* PROBLEM REQUIREMENTS
Repeat the records word for word, from the line containing "bullet-item-library-dependencies: Declare Library" up to and including the line containing "bullet-text: ! <box>622 272 634 314</box>".

Image region annotations:
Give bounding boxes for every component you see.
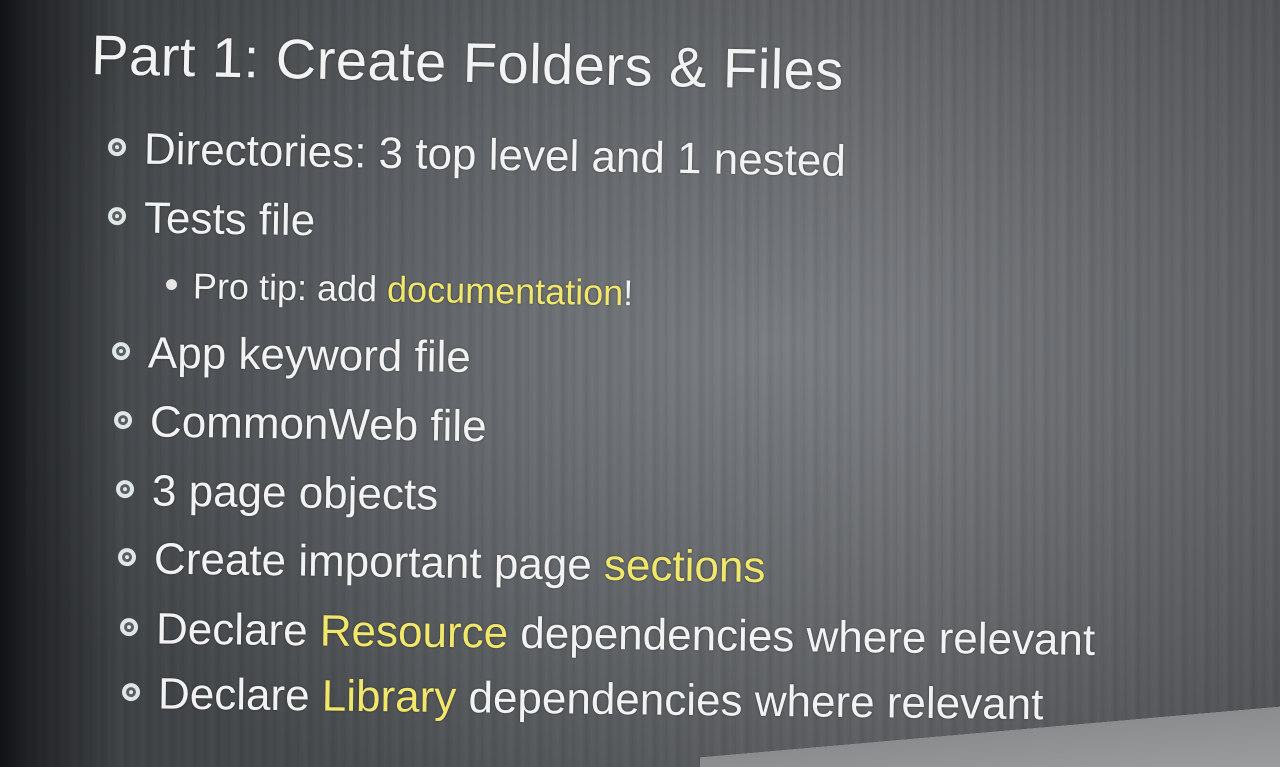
bullet-item-library-dependencies: Declare Library dependencies where relev… <box>121 669 1044 730</box>
circle-target-bullet-icon <box>121 683 141 702</box>
highlight-resource: Resource <box>319 606 509 658</box>
slide-title: Part 1: Create Folders & Files <box>90 22 845 102</box>
bullet-text: Directories: 3 top level and 1 nested <box>143 124 847 186</box>
circle-target-bullet-icon <box>119 618 139 637</box>
bullet-text: dependencies where relevant <box>456 673 1044 730</box>
bullet-text: ! <box>622 272 634 314</box>
presentation-slide: Part 1: Create Folders & Files Directori… <box>0 0 1280 767</box>
bullet-item-app-keyword-file: App keyword file <box>111 328 472 383</box>
bullet-item-tests-file: Tests file <box>107 193 316 246</box>
bullet-text: Declare <box>157 669 323 721</box>
bullet-item-page-sections: Create important page sections <box>117 534 766 593</box>
bullet-text: dependencies where relevant <box>507 608 1096 665</box>
circle-target-bullet-icon <box>111 342 131 361</box>
bullet-item-resource-dependencies: Declare Resource dependencies where rele… <box>119 604 1096 666</box>
circle-target-bullet-icon <box>113 411 133 430</box>
circle-target-bullet-icon <box>107 207 127 226</box>
bullet-item-commonweb-file: CommonWeb file <box>113 397 487 452</box>
highlight-documentation: documentation <box>386 268 624 314</box>
photo-frame: Part 1: Create Folders & Files Directori… <box>0 0 1280 767</box>
bullet-text: Pro tip: add <box>192 265 388 310</box>
circle-target-bullet-icon <box>107 138 127 157</box>
circle-target-bullet-icon <box>117 548 137 567</box>
bullet-item-page-objects: 3 page objects <box>115 466 439 520</box>
bullet-text: App keyword file <box>147 328 472 383</box>
dot-bullet-icon <box>165 278 178 291</box>
bullet-item-directories: Directories: 3 top level and 1 nested <box>107 124 847 187</box>
bullet-text: Create important page <box>153 534 605 590</box>
bullet-text: Declare <box>155 604 321 656</box>
sub-bullet-pro-tip: Pro tip: add documentation! <box>165 265 634 314</box>
bullet-text: CommonWeb file <box>149 397 487 452</box>
circle-target-bullet-icon <box>115 480 135 499</box>
bullet-text: Tests file <box>143 193 316 246</box>
highlight-library: Library <box>321 671 457 723</box>
highlight-sections: sections <box>603 540 766 593</box>
bullet-text: 3 page objects <box>151 466 439 520</box>
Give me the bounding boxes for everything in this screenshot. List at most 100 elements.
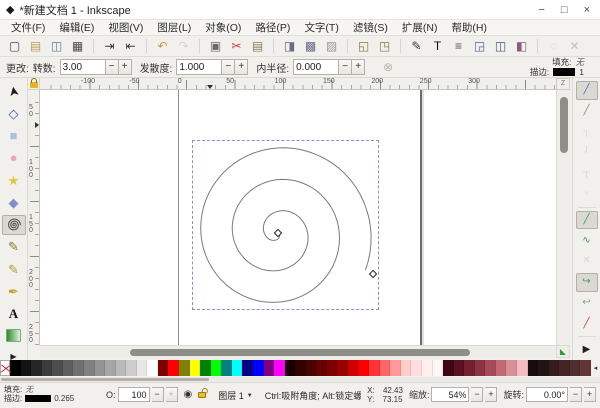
zoom-increase-button[interactable]: +: [485, 387, 497, 402]
palette-swatch[interactable]: [116, 360, 127, 376]
palette-swatch[interactable]: [264, 360, 275, 376]
horizontal-scrollbar[interactable]: [40, 345, 556, 358]
turns-input[interactable]: [60, 59, 106, 75]
palette-swatch[interactable]: [242, 360, 253, 376]
box3d-tool[interactable]: ◆: [2, 192, 26, 212]
unlink-clone-button[interactable]: ▨: [322, 37, 341, 55]
palette-swatch[interactable]: [190, 360, 201, 376]
palette-swatch[interactable]: [211, 360, 222, 376]
menu-item-0[interactable]: 文件(F): [4, 20, 52, 36]
star-tool[interactable]: ★: [2, 170, 26, 190]
zoom-input[interactable]: [431, 387, 469, 402]
palette-swatch[interactable]: [274, 360, 285, 376]
palette-swatch[interactable]: [179, 360, 190, 376]
xml-editor-button[interactable]: ◲: [470, 37, 489, 55]
palette-swatch[interactable]: [433, 360, 444, 376]
import-button[interactable]: ⇥: [100, 37, 119, 55]
snap-paths-button[interactable]: ∿: [576, 231, 598, 250]
palette-swatch[interactable]: [137, 360, 148, 376]
snapbar-expand-button[interactable]: ▶: [576, 340, 598, 359]
palette-swatch[interactable]: [295, 360, 306, 376]
palette-scrollbar-thumb[interactable]: [1, 378, 209, 381]
palette-swatch[interactable]: [31, 360, 42, 376]
node-tool[interactable]: ◇: [2, 103, 26, 123]
snap-smooth-nodes-button[interactable]: ↩: [576, 294, 598, 313]
color-managed-view-button[interactable]: ◣: [556, 345, 570, 358]
palette-swatch[interactable]: [200, 360, 211, 376]
reset-defaults-button[interactable]: ⊗: [377, 59, 399, 75]
snap-enable-button[interactable]: ╱: [576, 81, 598, 100]
menu-item-1[interactable]: 编辑(E): [52, 20, 101, 36]
copy-button[interactable]: ▣: [206, 37, 225, 55]
text-tool[interactable]: A: [2, 304, 26, 324]
opacity-input[interactable]: [118, 387, 150, 402]
inner-radius-input[interactable]: [293, 59, 339, 75]
inner-radius-increase-button[interactable]: +: [352, 59, 365, 75]
palette-swatch[interactable]: [73, 360, 84, 376]
palette-swatch[interactable]: [306, 360, 317, 376]
horizontal-scrollbar-thumb[interactable]: [130, 349, 470, 356]
palette-swatch[interactable]: [84, 360, 95, 376]
palette-swatch[interactable]: [464, 360, 475, 376]
vertical-ruler[interactable]: 50100150200250: [28, 90, 40, 345]
opacity-increase-button[interactable]: +: [166, 387, 178, 402]
snap-bbox-edges-button[interactable]: ┐: [576, 123, 598, 142]
rotation-input[interactable]: [526, 387, 568, 402]
clone-button[interactable]: ▩: [301, 37, 320, 55]
palette-swatch[interactable]: [63, 360, 74, 376]
palette-swatch[interactable]: [327, 360, 338, 376]
align-dialog-button[interactable]: ◫: [491, 37, 510, 55]
palette-swatch[interactable]: [454, 360, 465, 376]
palette-swatch[interactable]: [10, 360, 21, 376]
lock-guides-button[interactable]: [28, 78, 40, 90]
palette-swatch[interactable]: [348, 360, 359, 376]
vertical-scrollbar-thumb[interactable]: [560, 97, 568, 153]
palette-swatch[interactable]: [422, 360, 433, 376]
divergence-decrease-button[interactable]: −: [222, 59, 235, 75]
palette-swatch[interactable]: [21, 360, 32, 376]
palette-swatch[interactable]: [316, 360, 327, 376]
palette-swatch[interactable]: [528, 360, 539, 376]
close-button[interactable]: ×: [584, 1, 590, 19]
snap-nodes-button[interactable]: ╱: [576, 211, 598, 230]
layers-dialog-button[interactable]: ≡: [449, 37, 468, 55]
palette-scroll-left-button[interactable]: ◂: [591, 360, 600, 376]
snap-bounding-box-button[interactable]: ╱: [576, 102, 598, 121]
group-button[interactable]: ◱: [354, 37, 373, 55]
snap-bbox-edge-midpoints-button[interactable]: ┬: [576, 164, 598, 183]
menu-item-7[interactable]: 滤镜(S): [346, 20, 395, 36]
palette-swatch[interactable]: [52, 360, 63, 376]
palette-swatch[interactable]: [549, 360, 560, 376]
current-style-indicator[interactable]: 填充: 无 描边: 1: [530, 57, 584, 77]
palette-swatch[interactable]: [411, 360, 422, 376]
no-color-swatch[interactable]: [0, 360, 10, 376]
palette-swatch[interactable]: [475, 360, 486, 376]
redo-button[interactable]: ↷: [174, 37, 193, 55]
palette-swatch[interactable]: [485, 360, 496, 376]
spiral-tool[interactable]: [2, 215, 26, 235]
menu-item-2[interactable]: 视图(V): [101, 20, 150, 36]
palette-swatch[interactable]: [158, 360, 169, 376]
palette-swatch[interactable]: [232, 360, 243, 376]
fill-stroke-status[interactable]: 填充: 无 描边: 0.265: [4, 385, 100, 403]
gradient-tool[interactable]: [2, 326, 26, 346]
selector-tool[interactable]: ➤: [2, 81, 26, 101]
pencil-tool[interactable]: ✎: [2, 237, 26, 257]
maximize-button[interactable]: □: [561, 1, 568, 19]
palette-swatch[interactable]: [95, 360, 106, 376]
rotation-increase-button[interactable]: +: [584, 387, 596, 402]
palette-swatch[interactable]: [42, 360, 53, 376]
zoom-decrease-button[interactable]: −: [471, 387, 483, 402]
turns-decrease-button[interactable]: −: [106, 59, 119, 75]
snap-bbox-centers-button[interactable]: ▫: [576, 185, 598, 204]
document-properties-button[interactable]: ◧: [512, 37, 531, 55]
opacity-decrease-button[interactable]: −: [152, 387, 164, 402]
layer-lock-toggle[interactable]: [198, 387, 206, 402]
divergence-increase-button[interactable]: +: [235, 59, 248, 75]
palette-swatch[interactable]: [126, 360, 137, 376]
rectangle-tool[interactable]: ■: [2, 126, 26, 146]
snap-midpoints-button[interactable]: ╱: [576, 314, 598, 333]
palette-swatch[interactable]: [380, 360, 391, 376]
menu-item-4[interactable]: 对象(O): [198, 20, 248, 36]
inner-radius-decrease-button[interactable]: −: [339, 59, 352, 75]
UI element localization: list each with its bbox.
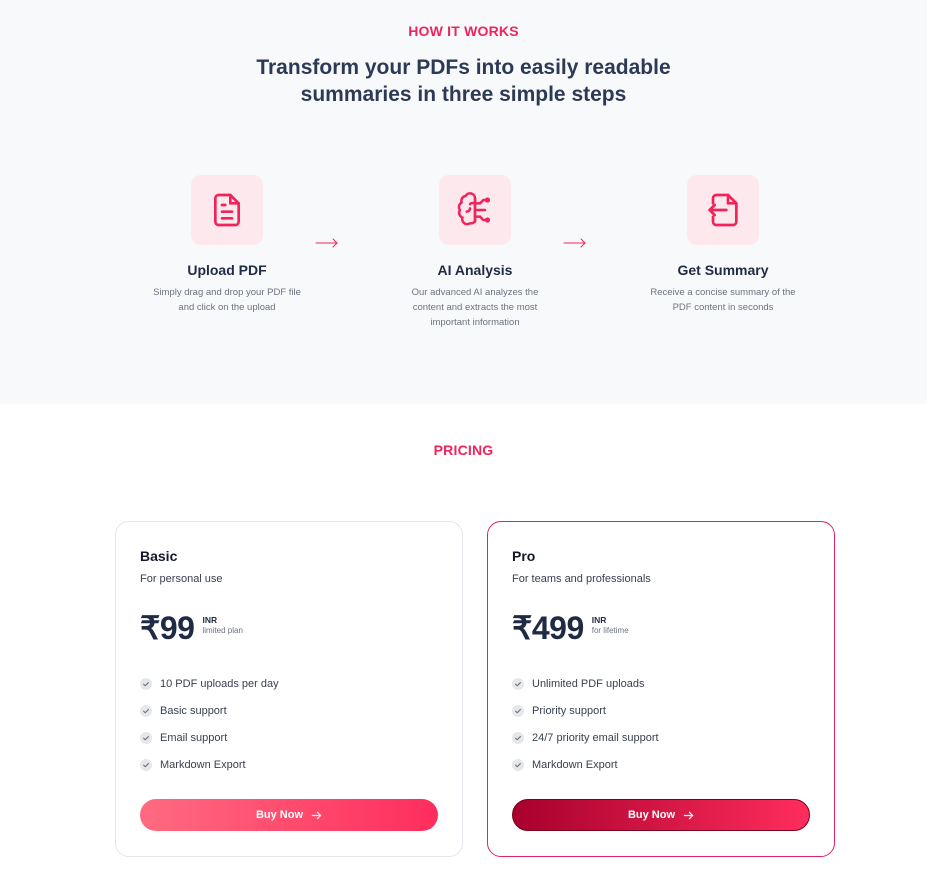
headline-line-1: Transform your PDFs into easily readable: [256, 56, 671, 79]
step-upload: Upload PDF Simply drag and drop your PDF…: [127, 175, 327, 315]
feature-item: Priority support: [512, 697, 810, 724]
step-icon-box: [191, 175, 263, 245]
step-summary: Get Summary Receive a concise summary of…: [623, 175, 823, 315]
price-currency: INR: [202, 615, 218, 625]
feature-label: Priority support: [532, 704, 606, 717]
price-note: for lifetime: [591, 626, 629, 635]
plan-price: ₹99: [140, 610, 195, 646]
how-it-works-headline: Transform your PDFs into easily readable…: [0, 54, 927, 108]
check-icon: [140, 677, 152, 690]
step-title: Upload PDF: [187, 262, 267, 278]
buy-now-label: Buy Now: [255, 809, 304, 821]
arrow-right-icon: [563, 238, 586, 248]
document-icon: [214, 193, 240, 227]
price-currency: INR: [591, 615, 607, 625]
pricing-eyebrow: PRICING: [433, 442, 494, 458]
check-icon: [140, 731, 152, 744]
price-note: limited plan: [202, 626, 243, 635]
price-meta: INR limited plan: [202, 615, 242, 635]
buy-now-button-pro[interactable]: Buy Now: [512, 799, 810, 831]
step-icon-box: [687, 175, 759, 245]
feature-label: Basic support: [160, 704, 227, 717]
arrow-right-icon: [315, 238, 338, 248]
step-description: Simply drag and drop your PDF file and c…: [153, 287, 301, 313]
feature-item: 24/7 priority email support: [512, 724, 810, 751]
step-analysis: AI Analysis Our advanced AI analyzes the…: [375, 175, 575, 330]
plan-price: ₹499: [512, 610, 584, 646]
pricing-card-basic: Basic For personal use ₹99 INR limited p…: [115, 521, 463, 857]
brain-icon: [457, 192, 491, 226]
price-meta: INR for lifetime: [592, 615, 629, 635]
buy-now-label: Buy Now: [627, 809, 676, 821]
step-description: Receive a concise summary of the PDF con…: [650, 287, 796, 313]
check-icon: [512, 704, 524, 717]
step-title: Get Summary: [677, 262, 769, 278]
feature-item: Unlimited PDF uploads: [512, 670, 810, 697]
price-row: ₹499 INR for lifetime: [512, 612, 810, 644]
check-icon: [140, 704, 152, 717]
feature-list: Unlimited PDF uploads Priority support 2…: [512, 670, 810, 778]
feature-list: 10 PDF uploads per day Basic support Ema…: [140, 670, 438, 778]
how-it-works-eyebrow: HOW IT WORKS: [408, 23, 519, 39]
feature-label: Markdown Export: [160, 758, 246, 771]
feature-label: Unlimited PDF uploads: [532, 677, 645, 690]
feature-item: Markdown Export: [512, 751, 810, 778]
feature-label: Email support: [160, 731, 228, 744]
feature-item: Markdown Export: [140, 751, 438, 778]
feature-item: Basic support: [140, 697, 438, 724]
feature-label: Markdown Export: [532, 758, 618, 771]
check-icon: [512, 731, 524, 744]
check-icon: [512, 758, 524, 771]
pricing-card-pro: Pro For teams and professionals ₹499 INR…: [487, 521, 835, 857]
step-description: Our advanced AI analyzes the content and…: [411, 287, 539, 328]
feature-item: Email support: [140, 724, 438, 751]
plan-name: Basic: [140, 548, 178, 564]
headline-line-2: summaries in three simple steps: [300, 83, 627, 106]
how-it-works-section: HOW IT WORKS Transform your PDFs into ea…: [0, 0, 927, 404]
step-icon-box: [439, 175, 511, 245]
feature-label: 10 PDF uploads per day: [160, 677, 279, 690]
plan-description: For personal use: [140, 573, 223, 585]
feature-item: 10 PDF uploads per day: [140, 670, 438, 697]
file-output-icon: [708, 193, 738, 227]
arrow-right-icon: [311, 811, 322, 819]
plan-description: For teams and professionals: [512, 573, 651, 585]
price-row: ₹99 INR limited plan: [140, 612, 438, 644]
plan-name: Pro: [512, 548, 536, 564]
feature-label: 24/7 priority email support: [532, 731, 659, 744]
check-icon: [512, 677, 524, 690]
arrow-right-icon: [683, 811, 694, 819]
buy-now-button-basic[interactable]: Buy Now: [140, 799, 438, 831]
check-icon: [140, 758, 152, 771]
step-title: AI Analysis: [437, 262, 513, 278]
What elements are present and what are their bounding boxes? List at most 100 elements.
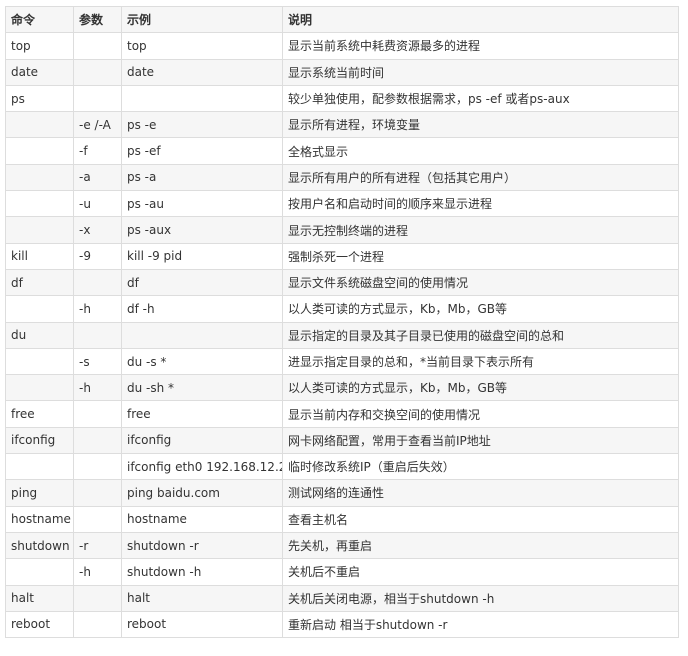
table-row: hostname hostname 查看主机名 <box>5 505 679 533</box>
cell-example: ps -ef <box>121 137 283 165</box>
cell-param <box>73 453 122 481</box>
cell-description: 按用户名和启动时间的顺序来显示进程 <box>282 190 679 218</box>
cell-param <box>73 584 122 612</box>
cell-param: -9 <box>73 242 122 270</box>
header-description: 说明 <box>282 5 679 34</box>
cell-param: -x <box>73 216 122 244</box>
table-row: top top 显示当前系统中耗费资源最多的进程 <box>5 32 679 60</box>
cell-description: 显示当前系统中耗费资源最多的进程 <box>282 32 679 60</box>
cell-param <box>73 479 122 507</box>
cell-example: shutdown -h <box>121 558 283 586</box>
cell-command: df <box>5 268 74 297</box>
cell-example: ps -au <box>121 190 283 218</box>
cell-example <box>121 321 283 349</box>
cell-description: 关机后不重启 <box>282 558 679 586</box>
cell-command: ping <box>5 479 74 507</box>
cell-param <box>73 400 122 428</box>
cell-param: -u <box>73 190 122 218</box>
cell-example: top <box>121 32 283 60</box>
cell-description: 网卡网络配置，常用于查看当前IP地址 <box>282 426 679 455</box>
cell-description: 显示无控制终端的进程 <box>282 216 679 244</box>
cell-command: hostname <box>5 505 74 533</box>
cell-description: 显示指定的目录及其子目录已使用的磁盘空间的总和 <box>282 321 679 349</box>
cell-command: du <box>5 321 74 349</box>
cell-example: ps -aux <box>121 216 283 244</box>
table-row: -s du -s * 进显示指定目录的总和，*当前目录下表示所有 <box>5 347 679 376</box>
cell-command <box>5 558 74 586</box>
cell-example: free <box>121 400 283 428</box>
table-row: -u ps -au 按用户名和启动时间的顺序来显示进程 <box>5 190 679 218</box>
table-row: date date 显示系统当前时间 <box>5 58 679 86</box>
table-row: -f ps -ef 全格式显示 <box>5 137 679 165</box>
cell-description: 测试网络的连通性 <box>282 479 679 507</box>
cell-description: 关机后关闭电源，相当于shutdown -h <box>282 584 679 612</box>
header-param: 参数 <box>73 5 122 34</box>
table-row: ifconfig eth0 192.168.12.22 临时修改系统IP（重启后失… <box>5 453 679 481</box>
cell-example <box>121 84 283 113</box>
cell-command <box>5 111 74 139</box>
cell-param: -h <box>73 295 122 323</box>
table-row: -x ps -aux 显示无控制终端的进程 <box>5 216 679 244</box>
cell-example: ping baidu.com <box>121 479 283 507</box>
table-row: -h df -h 以人类可读的方式显示，Kb，Mb，GB等 <box>5 295 679 323</box>
cell-command: free <box>5 400 74 428</box>
cell-example: du -s * <box>121 347 283 376</box>
table-row: kill -9 kill -9 pid 强制杀死一个进程 <box>5 242 679 270</box>
cell-command <box>5 216 74 244</box>
cell-param: -h <box>73 558 122 586</box>
cell-description: 显示系统当前时间 <box>282 58 679 86</box>
cell-param: -h <box>73 374 122 402</box>
header-example: 示例 <box>121 5 283 34</box>
cell-description: 强制杀死一个进程 <box>282 242 679 270</box>
cell-description: 先关机，再重启 <box>282 531 679 560</box>
cell-command <box>5 190 74 218</box>
cell-example: du -sh * <box>121 374 283 402</box>
header-command: 命令 <box>5 5 74 34</box>
cell-command: reboot <box>5 610 74 639</box>
table-row: shutdown -r shutdown -r 先关机，再重启 <box>5 531 679 560</box>
cell-command <box>5 374 74 402</box>
cell-example: ps -e <box>121 111 283 139</box>
cell-command: ps <box>5 84 74 113</box>
cell-command: kill <box>5 242 74 270</box>
cell-param <box>73 426 122 455</box>
cell-example: df -h <box>121 295 283 323</box>
cell-command <box>5 163 74 192</box>
cell-description: 查看主机名 <box>282 505 679 533</box>
cell-param <box>73 505 122 533</box>
cell-example: df <box>121 268 283 297</box>
cell-example: date <box>121 58 283 86</box>
table-row: -a ps -a 显示所有用户的所有进程（包括其它用户） <box>5 163 679 192</box>
table-row: ping ping baidu.com 测试网络的连通性 <box>5 479 679 507</box>
cell-command <box>5 347 74 376</box>
cell-description: 显示文件系统磁盘空间的使用情况 <box>282 268 679 297</box>
linux-command-table: 命令 参数 示例 说明 top top 显示当前系统中耗费资源最多的进程 date da… <box>5 5 679 639</box>
cell-description: 重新启动 相当于shutdown -r <box>282 610 679 639</box>
cell-command: date <box>5 58 74 86</box>
cell-description: 进显示指定目录的总和，*当前目录下表示所有 <box>282 347 679 376</box>
table-row: df df 显示文件系统磁盘空间的使用情况 <box>5 268 679 297</box>
table-row: -h shutdown -h 关机后不重启 <box>5 558 679 586</box>
cell-param <box>73 84 122 113</box>
cell-command: shutdown <box>5 531 74 560</box>
table-row: free free 显示当前内存和交换空间的使用情况 <box>5 400 679 428</box>
cell-description: 以人类可读的方式显示，Kb，Mb，GB等 <box>282 374 679 402</box>
cell-description: 以人类可读的方式显示，Kb，Mb，GB等 <box>282 295 679 323</box>
cell-param <box>73 268 122 297</box>
table-row: -e /-A ps -e 显示所有进程，环境变量 <box>5 111 679 139</box>
table-row: du 显示指定的目录及其子目录已使用的磁盘空间的总和 <box>5 321 679 349</box>
cell-example: ps -a <box>121 163 283 192</box>
cell-command: ifconfig <box>5 426 74 455</box>
cell-param: -r <box>73 531 122 560</box>
table-body: top top 显示当前系统中耗费资源最多的进程 date date 显示系统当前时间 ps… <box>5 32 679 639</box>
cell-example: shutdown -r <box>121 531 283 560</box>
cell-example: ifconfig eth0 192.168.12.22 <box>121 453 283 481</box>
table-row: ps 较少单独使用，配参数根据需求，ps -ef 或者ps-aux <box>5 84 679 113</box>
cell-param <box>73 610 122 639</box>
cell-example: hostname <box>121 505 283 533</box>
table-row: reboot reboot 重新启动 相当于shutdown -r <box>5 610 679 639</box>
cell-command: halt <box>5 584 74 612</box>
cell-command: top <box>5 32 74 60</box>
cell-param <box>73 32 122 60</box>
cell-description: 显示当前内存和交换空间的使用情况 <box>282 400 679 428</box>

* OUTPUT
bullet-item-library-dependencies: Declare Library dependencies where relev… <box>121 669 1044 730</box>
circle-target-bullet-icon <box>121 683 141 702</box>
highlight-resource: Resource <box>319 606 509 658</box>
slide-title: Part 1: Create Folders & Files <box>90 22 845 102</box>
bullet-text: Directories: 3 top level and 1 nested <box>143 124 847 186</box>
circle-target-bullet-icon <box>119 618 139 637</box>
bullet-text: dependencies where relevant <box>456 673 1044 730</box>
bullet-text: ! <box>622 272 634 314</box>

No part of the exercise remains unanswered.